待完成任务:
A. 摘录段落提到,Flannel 的设计目的是为集群中所有节点重新规划 IP 地址的使用规则。请根据摘录段落,用一到三句话说明这样做的原因。
B. 根据摘录段落回答下列问题:
(i) 采用扩展的隔离标识位数后,Overlay 技术最多可以支持多少用户?
(ii) Flannel 用什么来存储配置数据和子网分配信息?
(iii) etcd 是由哪个团队在什么时候发起的?

摘录段落:
5.3.1 overlay network介绍

Overlay网络是指在不改变现有网络基础设施的前提下,通过某种约定通信协议,把二层报文封装在IP报文之上的新的数据格式。这样不但能够充分利用成熟的IP路由协议进程数据分发;而且在Overlay技术中采用扩展的隔离标识位数,能够突破VLAN的4000数量限制支持高达16M的用户,并在必要时可将广播流量转化为组播流量,避免广播数据泛滥。

因此,Overlay网络实际上是目前最主流的容器跨节点数据传输和路由方案。

5.3.2 Flannel介绍

Flannel是 CoreOS 团队针对 Kubernetes 设计的一个覆盖网络(Overlay Network)工具,其目的在于帮助每一个使用 Kuberentes 的 CoreOS 主机拥有一个完整的子网。 Flannel通过给每台宿主机分配一个子网的方式为容器提供虚拟网络,它基于Linux TUN/TAP,使用UDP封装IP包来创建overlay网络,并借助etcd维护网络的分配情况。 Flannel is a simple and easy way to configure a layer 3 network fabric designed for Kubernetes.

5.3.3 Flannel工作原理

Flannel是CoreOS团队针对Kubernetes设计的一个网络规划服务,简单来说,它的功能是让集群中的不同节点主机创建的Docker容器都具有全集群唯一的虚拟IP地址。但在默认的Docker配置中,每个Node的Docker服务会分别负责所在节点容器的IP分配。Node内部的容器之间可以相互访问,但是跨主机(Node)网络相互间是不能通信。Flannel设计目的就是为集群中所有节点重新规划IP地址的使用规则,从而使得不同节点上的容器能够获得"同属一个内网"且"不重复的"IP地址,并让属于不同节点上的容器能够直接通过内网IP通信。 Flannel 使用etcd存储配置数据和子网分配信息。flannel 启动之后,后台进程首先检索配置和正在使用的子网列表,然后选择一个可用的子网,然后尝试去注册它。etcd也存储这个每个主机对应的ip。flannel 使用etcd的watch机制监视/coreos.com/network/subnets下面所有元素的变化信息,并且根据它来维护一个路由表。为了提高性能,flannel优化了Universal TAP/TUN设备,对TUN和UDP之间的ip分片做了代理。 如下原理图:

docker不同物理机通信 docker通信机制_运维_06

1、数据从源容器中发出后,经由所在主机的docker0虚拟网卡转发到flannel0虚拟网卡,这是个P2P的虚拟网卡,flanneld服务监听在网卡的另外一端。
2、Flannel通过Etcd服务维护了一张节点间的路由表,该张表里保存了各个节点主机的子网网段信息。
3、源主机的flanneld服务将原本的数据内容UDP封装后根据自己的路由表投递给目的节点的flanneld服务,数据到达以后被解包,然后直接进入目的节点的flannel0虚拟网卡,然后被转发到目的主机的docker0虚拟网卡,最后就像本机容器通信一样的由docker0路由到达目标容器。

5.4 ETCD

etcd是CoreOS团队于2013年6月发起的开源项目,它的目标是构建一个高可用的分布式键值(key-value)数据库。etcd内部采用raft协议作为一致性算法,etcd基于Go语言实现。

数据集条目:

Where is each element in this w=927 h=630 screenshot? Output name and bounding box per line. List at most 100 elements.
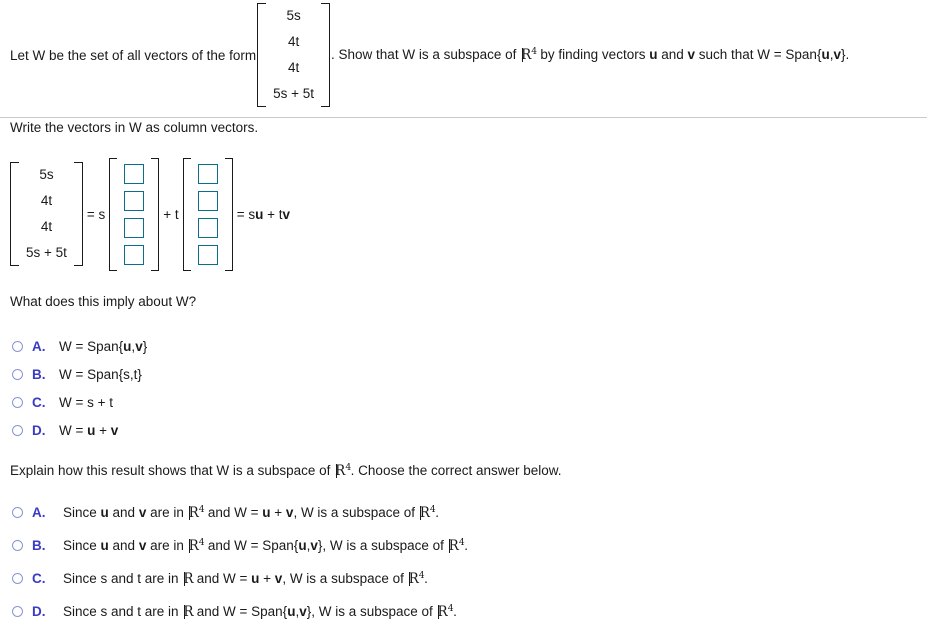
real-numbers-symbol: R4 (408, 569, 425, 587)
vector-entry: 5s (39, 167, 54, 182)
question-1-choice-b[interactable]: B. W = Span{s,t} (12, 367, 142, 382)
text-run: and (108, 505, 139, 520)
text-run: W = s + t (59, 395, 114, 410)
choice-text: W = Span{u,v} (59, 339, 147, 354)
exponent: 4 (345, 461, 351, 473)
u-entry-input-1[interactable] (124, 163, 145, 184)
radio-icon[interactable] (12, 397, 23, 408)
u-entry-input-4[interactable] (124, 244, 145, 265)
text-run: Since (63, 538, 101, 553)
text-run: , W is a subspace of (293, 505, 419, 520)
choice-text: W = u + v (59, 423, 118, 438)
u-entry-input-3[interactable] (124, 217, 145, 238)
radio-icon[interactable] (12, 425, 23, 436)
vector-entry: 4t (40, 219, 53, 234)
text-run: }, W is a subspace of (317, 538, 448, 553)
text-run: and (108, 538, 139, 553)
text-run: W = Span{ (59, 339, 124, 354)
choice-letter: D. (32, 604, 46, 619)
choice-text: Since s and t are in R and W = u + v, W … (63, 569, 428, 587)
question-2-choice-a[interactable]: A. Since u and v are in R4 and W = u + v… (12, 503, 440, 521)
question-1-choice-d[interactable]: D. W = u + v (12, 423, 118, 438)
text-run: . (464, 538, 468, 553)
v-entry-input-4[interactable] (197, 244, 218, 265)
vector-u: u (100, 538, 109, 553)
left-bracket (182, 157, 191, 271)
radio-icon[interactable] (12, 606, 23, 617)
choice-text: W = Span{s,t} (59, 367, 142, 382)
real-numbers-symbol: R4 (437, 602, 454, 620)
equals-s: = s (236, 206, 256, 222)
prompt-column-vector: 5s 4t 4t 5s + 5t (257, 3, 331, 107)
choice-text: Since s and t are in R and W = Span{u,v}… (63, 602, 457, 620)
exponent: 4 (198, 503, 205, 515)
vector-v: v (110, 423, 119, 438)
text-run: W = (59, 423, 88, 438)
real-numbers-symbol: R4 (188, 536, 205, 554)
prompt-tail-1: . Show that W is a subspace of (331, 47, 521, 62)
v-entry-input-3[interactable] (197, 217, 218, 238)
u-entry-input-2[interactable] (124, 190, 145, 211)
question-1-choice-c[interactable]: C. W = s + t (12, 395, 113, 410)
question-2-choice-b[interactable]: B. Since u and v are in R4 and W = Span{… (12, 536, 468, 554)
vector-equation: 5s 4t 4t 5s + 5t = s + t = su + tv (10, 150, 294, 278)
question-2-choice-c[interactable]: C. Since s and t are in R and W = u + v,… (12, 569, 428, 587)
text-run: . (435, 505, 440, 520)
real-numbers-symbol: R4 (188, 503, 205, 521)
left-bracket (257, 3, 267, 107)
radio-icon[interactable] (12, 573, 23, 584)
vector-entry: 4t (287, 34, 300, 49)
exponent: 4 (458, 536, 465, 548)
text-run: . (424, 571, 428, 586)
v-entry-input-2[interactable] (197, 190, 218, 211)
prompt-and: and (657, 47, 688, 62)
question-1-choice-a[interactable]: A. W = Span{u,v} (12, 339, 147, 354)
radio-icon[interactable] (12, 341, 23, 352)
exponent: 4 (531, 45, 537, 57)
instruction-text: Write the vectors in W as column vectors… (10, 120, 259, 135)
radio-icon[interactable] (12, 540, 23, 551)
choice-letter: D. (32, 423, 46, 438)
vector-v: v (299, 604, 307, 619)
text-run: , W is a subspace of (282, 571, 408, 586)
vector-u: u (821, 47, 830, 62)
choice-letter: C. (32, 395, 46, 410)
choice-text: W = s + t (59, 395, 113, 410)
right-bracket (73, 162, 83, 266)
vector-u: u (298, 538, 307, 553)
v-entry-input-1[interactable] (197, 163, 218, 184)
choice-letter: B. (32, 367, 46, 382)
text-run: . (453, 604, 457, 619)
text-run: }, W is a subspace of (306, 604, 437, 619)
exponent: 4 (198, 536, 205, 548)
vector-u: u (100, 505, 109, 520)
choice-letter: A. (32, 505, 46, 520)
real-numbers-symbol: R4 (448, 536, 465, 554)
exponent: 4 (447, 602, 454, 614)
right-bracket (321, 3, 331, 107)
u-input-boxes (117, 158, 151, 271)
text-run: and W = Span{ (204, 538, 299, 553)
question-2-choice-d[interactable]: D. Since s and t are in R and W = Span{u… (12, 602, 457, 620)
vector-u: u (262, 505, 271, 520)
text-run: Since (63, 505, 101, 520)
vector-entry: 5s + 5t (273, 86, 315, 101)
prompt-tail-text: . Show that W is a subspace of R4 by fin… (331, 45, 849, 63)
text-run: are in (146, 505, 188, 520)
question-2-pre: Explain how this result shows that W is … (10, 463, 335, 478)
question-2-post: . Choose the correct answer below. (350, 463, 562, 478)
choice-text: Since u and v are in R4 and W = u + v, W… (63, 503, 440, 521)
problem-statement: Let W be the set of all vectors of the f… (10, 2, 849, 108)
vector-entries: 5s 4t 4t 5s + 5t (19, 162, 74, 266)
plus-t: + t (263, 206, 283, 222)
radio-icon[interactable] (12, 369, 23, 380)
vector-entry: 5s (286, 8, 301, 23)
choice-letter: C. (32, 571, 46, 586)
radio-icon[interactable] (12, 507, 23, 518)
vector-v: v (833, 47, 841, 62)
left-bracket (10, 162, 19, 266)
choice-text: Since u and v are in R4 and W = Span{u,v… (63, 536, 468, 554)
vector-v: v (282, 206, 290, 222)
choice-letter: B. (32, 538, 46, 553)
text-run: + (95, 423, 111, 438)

--

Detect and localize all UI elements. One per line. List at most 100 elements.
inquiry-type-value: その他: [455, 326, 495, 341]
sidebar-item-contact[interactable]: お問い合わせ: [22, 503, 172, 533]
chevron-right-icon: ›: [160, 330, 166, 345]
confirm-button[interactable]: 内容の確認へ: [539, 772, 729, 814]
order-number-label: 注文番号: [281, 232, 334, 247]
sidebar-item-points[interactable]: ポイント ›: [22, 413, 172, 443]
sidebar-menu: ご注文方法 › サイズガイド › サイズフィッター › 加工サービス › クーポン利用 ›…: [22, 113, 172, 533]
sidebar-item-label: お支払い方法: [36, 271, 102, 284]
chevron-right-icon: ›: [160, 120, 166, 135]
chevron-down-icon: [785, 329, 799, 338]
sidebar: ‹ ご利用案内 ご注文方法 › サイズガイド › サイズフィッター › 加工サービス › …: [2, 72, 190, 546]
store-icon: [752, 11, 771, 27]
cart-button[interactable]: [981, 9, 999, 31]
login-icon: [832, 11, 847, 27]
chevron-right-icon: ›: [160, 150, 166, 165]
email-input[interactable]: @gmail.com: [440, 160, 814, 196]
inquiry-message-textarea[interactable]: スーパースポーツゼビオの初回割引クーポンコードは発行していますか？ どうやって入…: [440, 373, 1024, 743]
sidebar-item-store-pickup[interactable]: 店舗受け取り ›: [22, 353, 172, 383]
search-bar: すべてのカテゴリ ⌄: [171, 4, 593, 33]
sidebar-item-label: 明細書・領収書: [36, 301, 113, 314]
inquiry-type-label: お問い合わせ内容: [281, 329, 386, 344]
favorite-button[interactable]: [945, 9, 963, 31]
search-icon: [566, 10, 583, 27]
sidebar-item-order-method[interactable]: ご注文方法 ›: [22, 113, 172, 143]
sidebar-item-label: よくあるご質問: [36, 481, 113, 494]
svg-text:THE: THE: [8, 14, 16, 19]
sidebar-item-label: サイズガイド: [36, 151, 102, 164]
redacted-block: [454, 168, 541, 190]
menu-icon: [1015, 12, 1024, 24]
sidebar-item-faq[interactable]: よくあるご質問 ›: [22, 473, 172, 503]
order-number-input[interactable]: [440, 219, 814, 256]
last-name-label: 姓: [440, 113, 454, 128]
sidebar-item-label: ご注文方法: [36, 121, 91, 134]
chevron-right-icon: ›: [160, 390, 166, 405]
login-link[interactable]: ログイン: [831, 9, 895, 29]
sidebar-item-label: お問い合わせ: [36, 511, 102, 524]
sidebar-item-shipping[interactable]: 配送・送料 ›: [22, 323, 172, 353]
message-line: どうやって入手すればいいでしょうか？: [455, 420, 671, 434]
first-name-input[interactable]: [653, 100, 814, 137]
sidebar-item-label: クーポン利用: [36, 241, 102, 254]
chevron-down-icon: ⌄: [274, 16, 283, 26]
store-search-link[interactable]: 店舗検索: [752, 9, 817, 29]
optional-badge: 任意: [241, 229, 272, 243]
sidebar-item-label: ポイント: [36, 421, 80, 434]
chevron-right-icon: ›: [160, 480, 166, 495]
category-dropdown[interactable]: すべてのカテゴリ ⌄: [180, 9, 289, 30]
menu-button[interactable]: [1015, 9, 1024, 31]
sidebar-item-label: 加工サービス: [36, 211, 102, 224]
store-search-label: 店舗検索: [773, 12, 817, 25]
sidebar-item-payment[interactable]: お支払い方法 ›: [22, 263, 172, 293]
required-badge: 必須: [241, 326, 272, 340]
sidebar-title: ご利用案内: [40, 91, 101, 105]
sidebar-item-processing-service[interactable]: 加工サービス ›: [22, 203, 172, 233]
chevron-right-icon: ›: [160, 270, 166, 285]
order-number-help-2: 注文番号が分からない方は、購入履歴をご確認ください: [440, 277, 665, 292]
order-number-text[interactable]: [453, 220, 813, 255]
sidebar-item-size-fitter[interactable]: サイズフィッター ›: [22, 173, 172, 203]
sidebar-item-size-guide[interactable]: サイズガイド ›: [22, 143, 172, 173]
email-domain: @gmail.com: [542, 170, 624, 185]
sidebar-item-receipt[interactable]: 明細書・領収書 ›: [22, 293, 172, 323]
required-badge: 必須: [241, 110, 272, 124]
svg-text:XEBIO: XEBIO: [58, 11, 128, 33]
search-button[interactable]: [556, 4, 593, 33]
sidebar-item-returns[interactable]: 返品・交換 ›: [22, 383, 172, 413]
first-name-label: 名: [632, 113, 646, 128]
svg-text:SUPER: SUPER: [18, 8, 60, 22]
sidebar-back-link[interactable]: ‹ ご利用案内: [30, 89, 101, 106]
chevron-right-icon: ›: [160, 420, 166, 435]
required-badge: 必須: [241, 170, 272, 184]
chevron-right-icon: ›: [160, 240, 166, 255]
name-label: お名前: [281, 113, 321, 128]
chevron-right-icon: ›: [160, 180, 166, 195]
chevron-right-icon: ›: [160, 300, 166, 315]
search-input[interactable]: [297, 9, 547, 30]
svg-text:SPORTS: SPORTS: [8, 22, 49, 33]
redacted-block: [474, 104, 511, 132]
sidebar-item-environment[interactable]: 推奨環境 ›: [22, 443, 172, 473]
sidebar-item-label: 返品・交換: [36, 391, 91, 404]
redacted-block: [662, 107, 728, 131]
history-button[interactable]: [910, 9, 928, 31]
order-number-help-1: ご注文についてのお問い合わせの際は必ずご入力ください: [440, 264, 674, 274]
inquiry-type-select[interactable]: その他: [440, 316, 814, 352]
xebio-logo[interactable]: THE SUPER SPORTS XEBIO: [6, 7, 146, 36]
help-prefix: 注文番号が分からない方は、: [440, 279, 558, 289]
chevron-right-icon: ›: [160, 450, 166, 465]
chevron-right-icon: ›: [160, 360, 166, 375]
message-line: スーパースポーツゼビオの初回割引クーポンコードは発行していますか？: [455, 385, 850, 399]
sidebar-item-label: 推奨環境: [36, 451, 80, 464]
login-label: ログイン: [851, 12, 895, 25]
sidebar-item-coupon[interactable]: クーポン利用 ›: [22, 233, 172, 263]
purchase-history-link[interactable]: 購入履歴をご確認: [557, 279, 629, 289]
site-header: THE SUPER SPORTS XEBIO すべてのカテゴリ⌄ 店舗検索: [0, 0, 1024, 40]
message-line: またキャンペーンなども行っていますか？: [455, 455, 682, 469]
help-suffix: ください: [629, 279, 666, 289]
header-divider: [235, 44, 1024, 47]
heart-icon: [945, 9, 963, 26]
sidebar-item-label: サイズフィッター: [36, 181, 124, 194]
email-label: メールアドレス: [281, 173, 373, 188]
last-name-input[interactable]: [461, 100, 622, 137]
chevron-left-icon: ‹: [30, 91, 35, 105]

...

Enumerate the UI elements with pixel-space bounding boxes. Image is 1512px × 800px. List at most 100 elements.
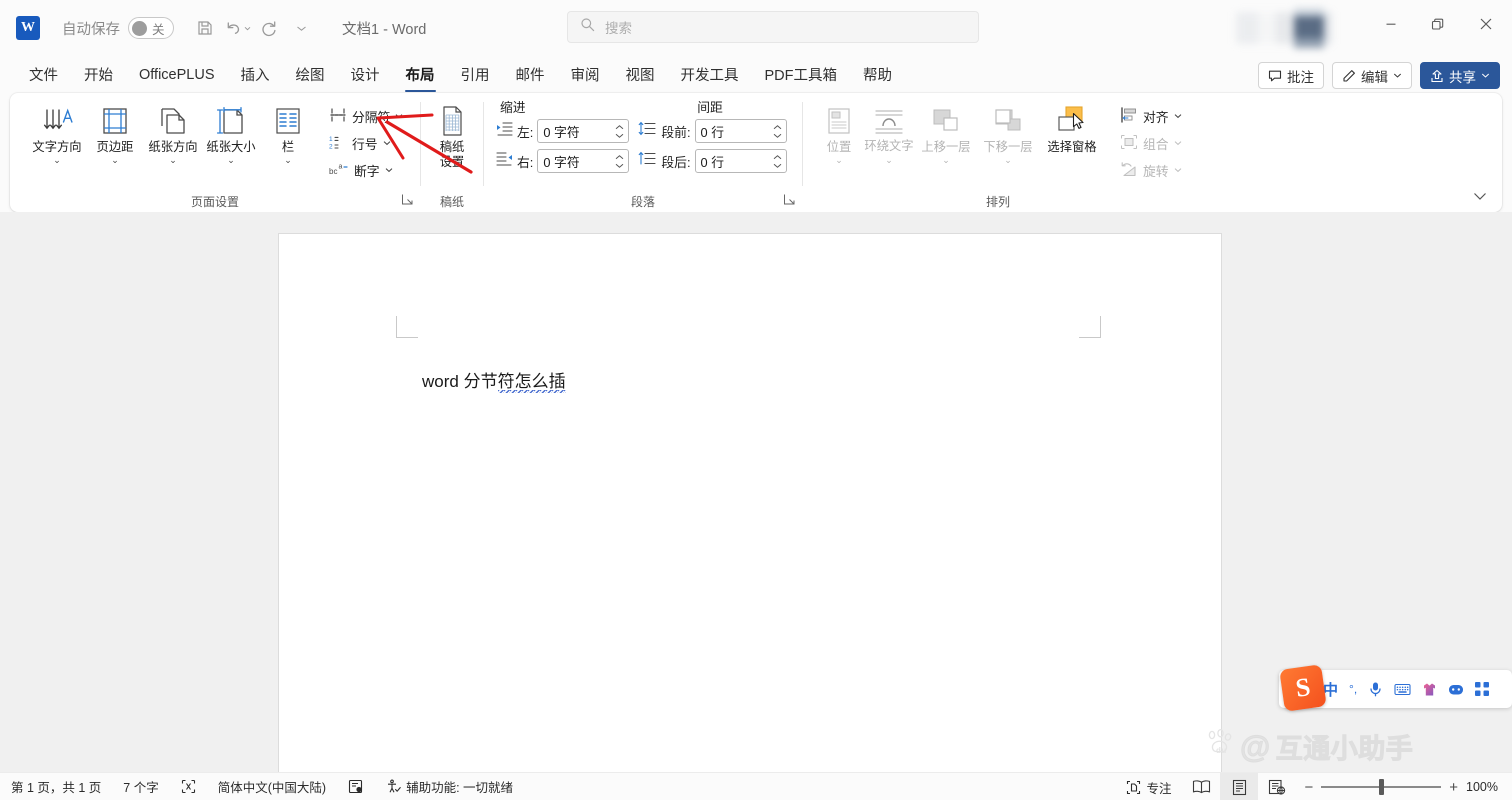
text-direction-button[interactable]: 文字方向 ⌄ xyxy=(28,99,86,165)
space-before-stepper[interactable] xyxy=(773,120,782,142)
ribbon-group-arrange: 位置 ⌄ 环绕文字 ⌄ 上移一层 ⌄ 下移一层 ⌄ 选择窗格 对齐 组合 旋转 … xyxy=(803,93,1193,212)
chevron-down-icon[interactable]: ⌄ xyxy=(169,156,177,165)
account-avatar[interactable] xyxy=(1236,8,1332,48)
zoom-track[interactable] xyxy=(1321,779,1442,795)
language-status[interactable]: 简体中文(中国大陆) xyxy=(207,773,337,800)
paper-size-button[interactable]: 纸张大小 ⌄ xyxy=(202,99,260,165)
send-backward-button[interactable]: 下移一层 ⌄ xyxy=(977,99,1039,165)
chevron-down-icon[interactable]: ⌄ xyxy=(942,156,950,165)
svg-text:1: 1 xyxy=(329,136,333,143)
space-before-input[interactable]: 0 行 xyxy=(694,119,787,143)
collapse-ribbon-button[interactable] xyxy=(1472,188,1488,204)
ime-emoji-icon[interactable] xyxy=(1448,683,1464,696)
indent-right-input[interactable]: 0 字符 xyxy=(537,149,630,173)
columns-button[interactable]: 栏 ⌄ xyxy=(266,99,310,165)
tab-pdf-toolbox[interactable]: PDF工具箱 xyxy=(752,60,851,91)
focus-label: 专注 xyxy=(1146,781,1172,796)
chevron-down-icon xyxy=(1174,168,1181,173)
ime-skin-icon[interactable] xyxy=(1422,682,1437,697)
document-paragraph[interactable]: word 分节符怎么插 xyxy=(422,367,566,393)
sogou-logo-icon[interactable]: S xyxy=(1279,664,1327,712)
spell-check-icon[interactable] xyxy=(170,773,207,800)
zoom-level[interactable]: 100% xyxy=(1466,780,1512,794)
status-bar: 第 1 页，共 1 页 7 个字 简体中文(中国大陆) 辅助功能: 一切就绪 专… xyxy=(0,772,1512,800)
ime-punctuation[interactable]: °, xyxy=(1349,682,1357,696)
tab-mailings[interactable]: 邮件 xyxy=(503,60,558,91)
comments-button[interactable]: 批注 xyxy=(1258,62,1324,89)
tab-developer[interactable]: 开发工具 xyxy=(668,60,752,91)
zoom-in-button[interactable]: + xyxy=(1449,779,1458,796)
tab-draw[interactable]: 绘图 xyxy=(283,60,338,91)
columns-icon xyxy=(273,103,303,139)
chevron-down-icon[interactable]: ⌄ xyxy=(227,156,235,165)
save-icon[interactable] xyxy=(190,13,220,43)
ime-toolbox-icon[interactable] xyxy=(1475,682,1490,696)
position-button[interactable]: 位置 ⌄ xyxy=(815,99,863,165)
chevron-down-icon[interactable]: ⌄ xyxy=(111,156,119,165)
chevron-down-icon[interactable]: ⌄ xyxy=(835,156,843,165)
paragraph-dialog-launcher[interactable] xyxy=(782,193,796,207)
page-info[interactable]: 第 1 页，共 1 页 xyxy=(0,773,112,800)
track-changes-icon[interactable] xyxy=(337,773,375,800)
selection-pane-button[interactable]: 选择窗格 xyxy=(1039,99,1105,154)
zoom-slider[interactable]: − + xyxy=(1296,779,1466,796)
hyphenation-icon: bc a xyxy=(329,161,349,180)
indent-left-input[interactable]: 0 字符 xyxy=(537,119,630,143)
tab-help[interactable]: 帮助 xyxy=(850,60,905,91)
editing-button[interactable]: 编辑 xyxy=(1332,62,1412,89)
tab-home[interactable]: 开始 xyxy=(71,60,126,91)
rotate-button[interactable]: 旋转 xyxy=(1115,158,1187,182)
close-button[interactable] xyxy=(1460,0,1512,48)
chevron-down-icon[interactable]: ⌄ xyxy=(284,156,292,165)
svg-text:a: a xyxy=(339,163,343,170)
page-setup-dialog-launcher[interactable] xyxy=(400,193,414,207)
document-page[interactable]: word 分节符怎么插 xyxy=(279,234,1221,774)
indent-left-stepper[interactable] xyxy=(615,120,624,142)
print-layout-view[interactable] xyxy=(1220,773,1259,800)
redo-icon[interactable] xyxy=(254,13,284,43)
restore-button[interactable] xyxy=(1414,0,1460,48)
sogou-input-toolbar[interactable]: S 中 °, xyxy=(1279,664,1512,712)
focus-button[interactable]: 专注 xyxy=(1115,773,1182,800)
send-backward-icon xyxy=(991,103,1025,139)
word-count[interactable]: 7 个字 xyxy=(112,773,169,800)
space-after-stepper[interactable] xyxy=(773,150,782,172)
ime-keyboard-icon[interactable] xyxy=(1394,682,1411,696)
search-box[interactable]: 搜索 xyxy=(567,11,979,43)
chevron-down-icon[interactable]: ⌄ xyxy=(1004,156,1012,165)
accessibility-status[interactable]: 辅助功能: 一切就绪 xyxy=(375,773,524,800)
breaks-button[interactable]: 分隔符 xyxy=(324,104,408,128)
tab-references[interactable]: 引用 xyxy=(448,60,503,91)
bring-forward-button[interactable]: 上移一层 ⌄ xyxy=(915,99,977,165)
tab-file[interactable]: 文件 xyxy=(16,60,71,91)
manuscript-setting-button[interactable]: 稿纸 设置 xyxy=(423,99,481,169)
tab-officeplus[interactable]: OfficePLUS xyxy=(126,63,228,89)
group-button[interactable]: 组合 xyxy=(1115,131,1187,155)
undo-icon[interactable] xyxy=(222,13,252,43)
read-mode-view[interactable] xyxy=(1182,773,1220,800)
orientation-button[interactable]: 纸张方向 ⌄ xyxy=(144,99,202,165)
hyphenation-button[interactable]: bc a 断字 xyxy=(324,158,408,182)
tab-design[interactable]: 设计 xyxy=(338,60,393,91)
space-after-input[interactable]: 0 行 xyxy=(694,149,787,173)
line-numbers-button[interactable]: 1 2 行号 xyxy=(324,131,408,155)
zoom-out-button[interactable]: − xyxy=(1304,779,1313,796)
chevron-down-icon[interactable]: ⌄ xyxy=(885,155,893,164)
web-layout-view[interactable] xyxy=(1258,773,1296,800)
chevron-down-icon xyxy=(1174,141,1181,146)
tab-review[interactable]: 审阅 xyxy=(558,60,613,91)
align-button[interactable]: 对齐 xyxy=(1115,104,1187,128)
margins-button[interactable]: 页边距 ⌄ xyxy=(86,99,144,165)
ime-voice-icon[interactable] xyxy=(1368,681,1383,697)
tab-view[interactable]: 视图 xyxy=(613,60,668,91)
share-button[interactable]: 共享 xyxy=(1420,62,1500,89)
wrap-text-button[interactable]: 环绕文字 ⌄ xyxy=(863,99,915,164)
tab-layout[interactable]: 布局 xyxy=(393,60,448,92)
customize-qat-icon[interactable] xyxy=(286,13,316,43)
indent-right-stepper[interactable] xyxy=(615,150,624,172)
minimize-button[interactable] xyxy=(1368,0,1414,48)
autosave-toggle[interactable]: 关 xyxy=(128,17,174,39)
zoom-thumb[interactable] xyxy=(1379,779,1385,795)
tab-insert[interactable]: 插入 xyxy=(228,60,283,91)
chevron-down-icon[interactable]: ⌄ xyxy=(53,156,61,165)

各题答案:
A. 默认的 Docker 配置由每个节点的 Docker 服务各自负责本节点容器的 IP 分配。在这种情况下,同一节点内的容器可以相互访问,跨主机的容器之间却不能通信。重新规划 IP 地址后,不同节点上的容器能获得同属一个内网且不重复的 IP 地址,从而直接通过内网 IP 通信。

B.
(i) 高达 16M 的用户。
(ii) etcd。
(iii) CoreOS 团队,于 2013 年 6 月发起。